Reproduce the data below in full and exclude every picture.

[start]

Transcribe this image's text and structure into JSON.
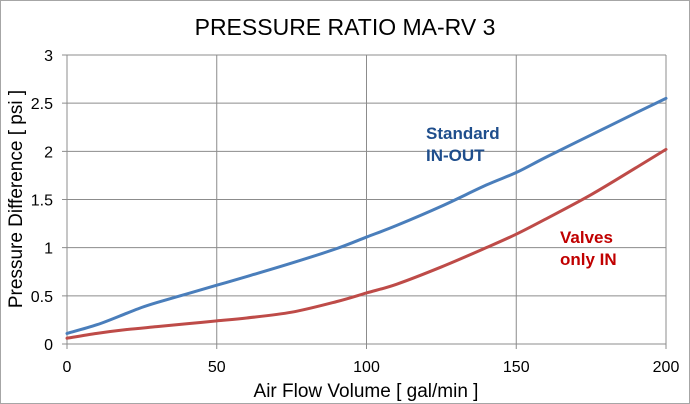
{
  "chart_data": {
    "type": "line",
    "title": "PRESSURE RATIO MA-RV 3",
    "xlabel": "Air Flow Volume [ gal/min ]",
    "ylabel": "Pressure Difference [ psi ]",
    "xlim": [
      0,
      200
    ],
    "ylim": [
      0,
      3
    ],
    "xticks": [
      0,
      50,
      100,
      150,
      200
    ],
    "xtick_labels": [
      "0",
      "50",
      "100",
      "150",
      "200"
    ],
    "yticks": [
      0,
      0.5,
      1,
      1.5,
      2,
      2.5,
      3
    ],
    "ytick_labels": [
      "0",
      "0.5",
      "1",
      "1.5",
      "2",
      "2.5",
      "3"
    ],
    "grid": true,
    "legend": "inline-labels",
    "series": [
      {
        "name": "Standard IN-OUT",
        "label_lines": [
          "Standard",
          "IN-OUT"
        ],
        "color": "#4a7ebb",
        "label_color": "#1f4e8c",
        "x": [
          0,
          10,
          20,
          25,
          30,
          40,
          50,
          60,
          75,
          90,
          100,
          110,
          125,
          140,
          150,
          160,
          175,
          190,
          200
        ],
        "y": [
          0.11,
          0.2,
          0.32,
          0.38,
          0.43,
          0.52,
          0.61,
          0.7,
          0.84,
          0.99,
          1.11,
          1.23,
          1.43,
          1.65,
          1.78,
          1.94,
          2.17,
          2.4,
          2.55
        ]
      },
      {
        "name": "Valves only IN",
        "label_lines": [
          "Valves",
          "only IN"
        ],
        "color": "#be4b48",
        "label_color": "#c00000",
        "x": [
          0,
          10,
          20,
          30,
          40,
          50,
          60,
          75,
          90,
          100,
          110,
          125,
          140,
          150,
          160,
          175,
          190,
          200
        ],
        "y": [
          0.06,
          0.11,
          0.15,
          0.18,
          0.21,
          0.24,
          0.27,
          0.33,
          0.44,
          0.53,
          0.62,
          0.8,
          1.0,
          1.14,
          1.3,
          1.55,
          1.83,
          2.02
        ]
      }
    ]
  }
}
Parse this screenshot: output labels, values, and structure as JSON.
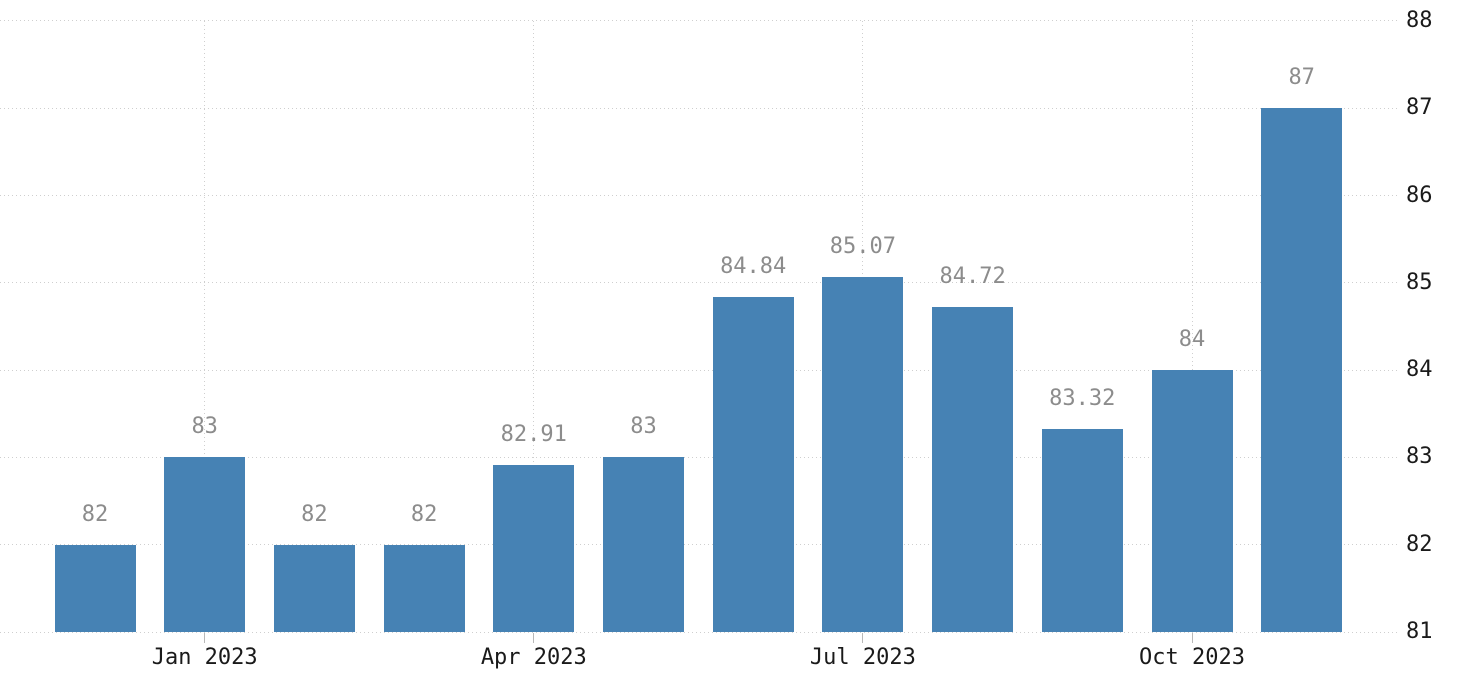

[end]

__Correct response__:
Transcribe this image's text and structure into JSON.
{
  "chart_data": {
    "type": "line",
    "title": "PRESSURE RATIO MA-RV 3",
    "xlabel": "Air Flow Volume [ gal/min ]",
    "ylabel": "Pressure Difference [ psi ]",
    "xlim": [
      0,
      200
    ],
    "ylim": [
      0,
      3
    ],
    "xticks": [
      0,
      50,
      100,
      150,
      200
    ],
    "xtick_labels": [
      "0",
      "50",
      "100",
      "150",
      "200"
    ],
    "yticks": [
      0,
      0.5,
      1,
      1.5,
      2,
      2.5,
      3
    ],
    "ytick_labels": [
      "0",
      "0.5",
      "1",
      "1.5",
      "2",
      "2.5",
      "3"
    ],
    "grid": true,
    "legend": "inline-labels",
    "series": [
      {
        "name": "Standard IN-OUT",
        "label_lines": [
          "Standard",
          "IN-OUT"
        ],
        "color": "#4a7ebb",
        "label_color": "#1f4e8c",
        "x": [
          0,
          10,
          20,
          25,
          30,
          40,
          50,
          60,
          75,
          90,
          100,
          110,
          125,
          140,
          150,
          160,
          175,
          190,
          200
        ],
        "y": [
          0.11,
          0.2,
          0.32,
          0.38,
          0.43,
          0.52,
          0.61,
          0.7,
          0.84,
          0.99,
          1.11,
          1.23,
          1.43,
          1.65,
          1.78,
          1.94,
          2.17,
          2.4,
          2.55
        ]
      },
      {
        "name": "Valves only IN",
        "label_lines": [
          "Valves",
          "only IN"
        ],
        "color": "#be4b48",
        "label_color": "#c00000",
        "x": [
          0,
          10,
          20,
          30,
          40,
          50,
          60,
          75,
          90,
          100,
          110,
          125,
          140,
          150,
          160,
          175,
          190,
          200
        ],
        "y": [
          0.06,
          0.11,
          0.15,
          0.18,
          0.21,
          0.24,
          0.27,
          0.33,
          0.44,
          0.53,
          0.62,
          0.8,
          1.0,
          1.14,
          1.3,
          1.55,
          1.83,
          2.02
        ]
      }
    ]
  }
}
Parse this screenshot: output labels, values, and structure as JSON.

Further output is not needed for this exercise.